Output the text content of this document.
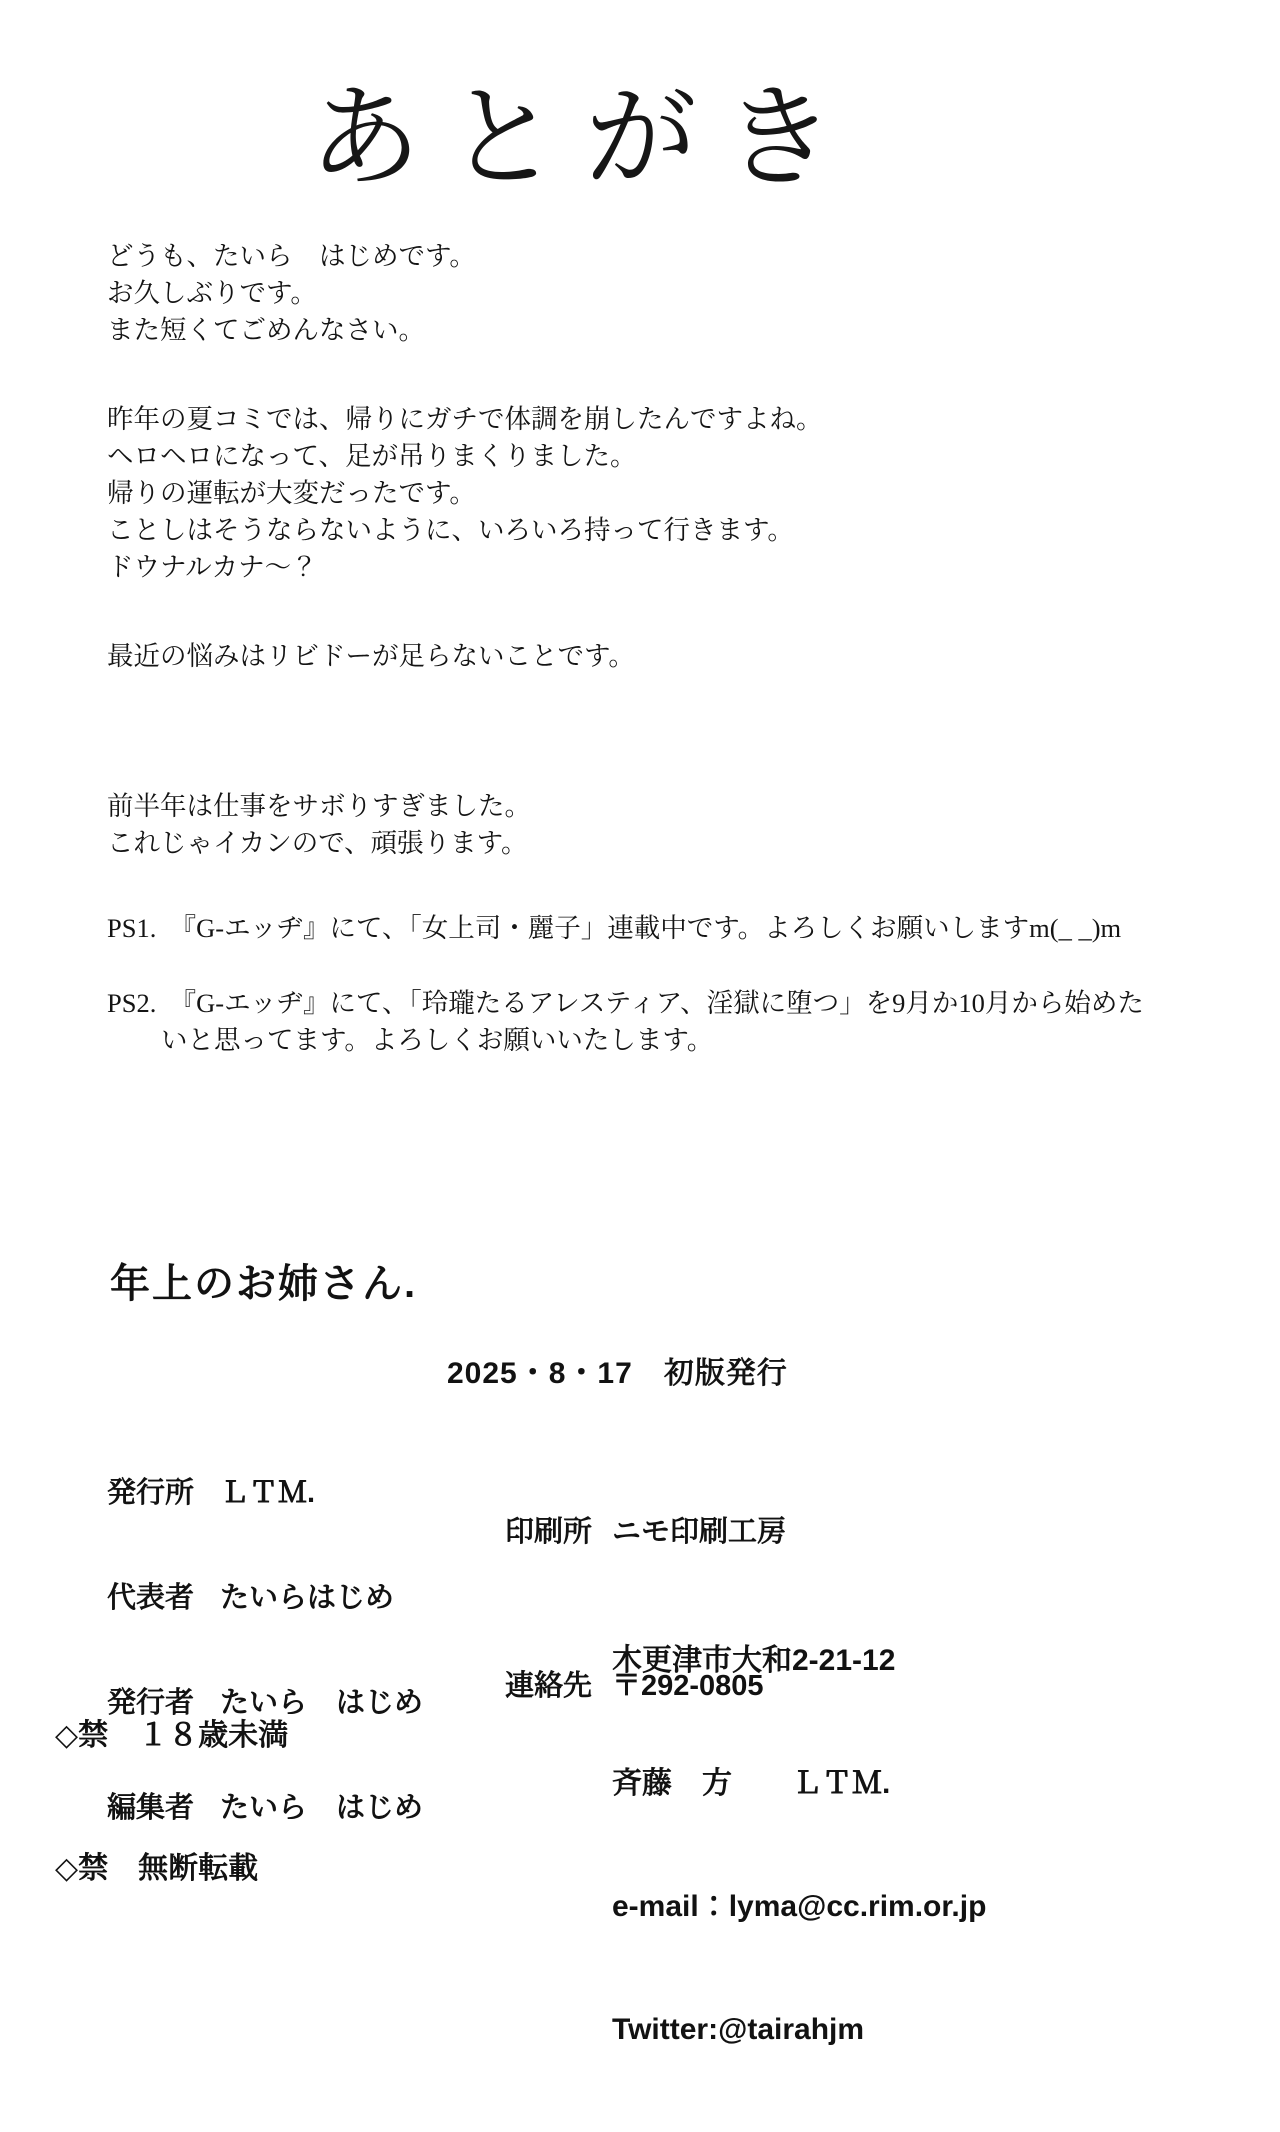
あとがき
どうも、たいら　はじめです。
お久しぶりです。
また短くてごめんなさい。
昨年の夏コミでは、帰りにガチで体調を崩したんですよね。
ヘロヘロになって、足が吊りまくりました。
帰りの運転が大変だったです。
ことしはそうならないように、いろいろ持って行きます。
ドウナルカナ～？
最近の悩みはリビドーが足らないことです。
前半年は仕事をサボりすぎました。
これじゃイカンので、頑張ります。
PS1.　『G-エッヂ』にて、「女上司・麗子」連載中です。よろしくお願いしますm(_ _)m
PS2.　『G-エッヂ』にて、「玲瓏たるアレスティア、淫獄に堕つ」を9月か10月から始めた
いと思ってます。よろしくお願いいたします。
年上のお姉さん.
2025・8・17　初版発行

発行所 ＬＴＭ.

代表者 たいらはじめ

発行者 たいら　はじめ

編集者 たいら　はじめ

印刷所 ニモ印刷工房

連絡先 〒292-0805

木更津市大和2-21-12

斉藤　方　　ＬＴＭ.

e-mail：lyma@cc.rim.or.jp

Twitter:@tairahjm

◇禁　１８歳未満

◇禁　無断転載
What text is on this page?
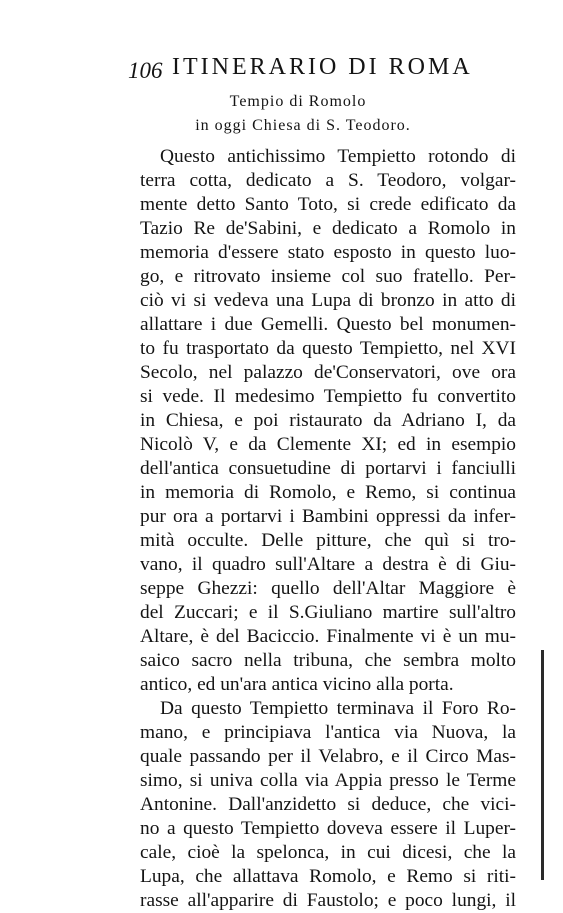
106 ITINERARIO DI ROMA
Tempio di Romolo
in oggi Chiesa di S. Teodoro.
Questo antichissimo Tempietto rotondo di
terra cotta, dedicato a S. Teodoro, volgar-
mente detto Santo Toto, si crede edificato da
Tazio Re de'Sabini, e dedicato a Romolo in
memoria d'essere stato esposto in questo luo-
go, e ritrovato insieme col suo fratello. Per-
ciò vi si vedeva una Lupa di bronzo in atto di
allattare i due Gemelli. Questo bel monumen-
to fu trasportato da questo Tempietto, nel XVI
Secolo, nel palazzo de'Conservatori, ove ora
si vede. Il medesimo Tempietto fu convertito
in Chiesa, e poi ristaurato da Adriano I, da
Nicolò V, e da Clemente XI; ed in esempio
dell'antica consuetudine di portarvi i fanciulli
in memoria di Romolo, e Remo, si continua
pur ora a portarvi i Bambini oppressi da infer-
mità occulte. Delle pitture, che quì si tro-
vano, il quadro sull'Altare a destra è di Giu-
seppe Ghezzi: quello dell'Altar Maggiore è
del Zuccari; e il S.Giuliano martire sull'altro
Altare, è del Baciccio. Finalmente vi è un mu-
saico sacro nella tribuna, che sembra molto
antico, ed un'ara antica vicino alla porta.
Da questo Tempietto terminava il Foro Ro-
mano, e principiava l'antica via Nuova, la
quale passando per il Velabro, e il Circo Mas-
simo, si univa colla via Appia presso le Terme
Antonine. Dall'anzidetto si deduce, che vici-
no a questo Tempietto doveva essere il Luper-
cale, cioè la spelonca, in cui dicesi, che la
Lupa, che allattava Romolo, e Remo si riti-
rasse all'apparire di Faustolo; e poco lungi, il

*EXERCISE:* Scan the lines above for "Altare", then copy every one that has it.

*THE ANSWER:*
vano, il quadro sull'Altare a destra è di Giu-
Altare, è del Baciccio. Finalmente vi è un mu-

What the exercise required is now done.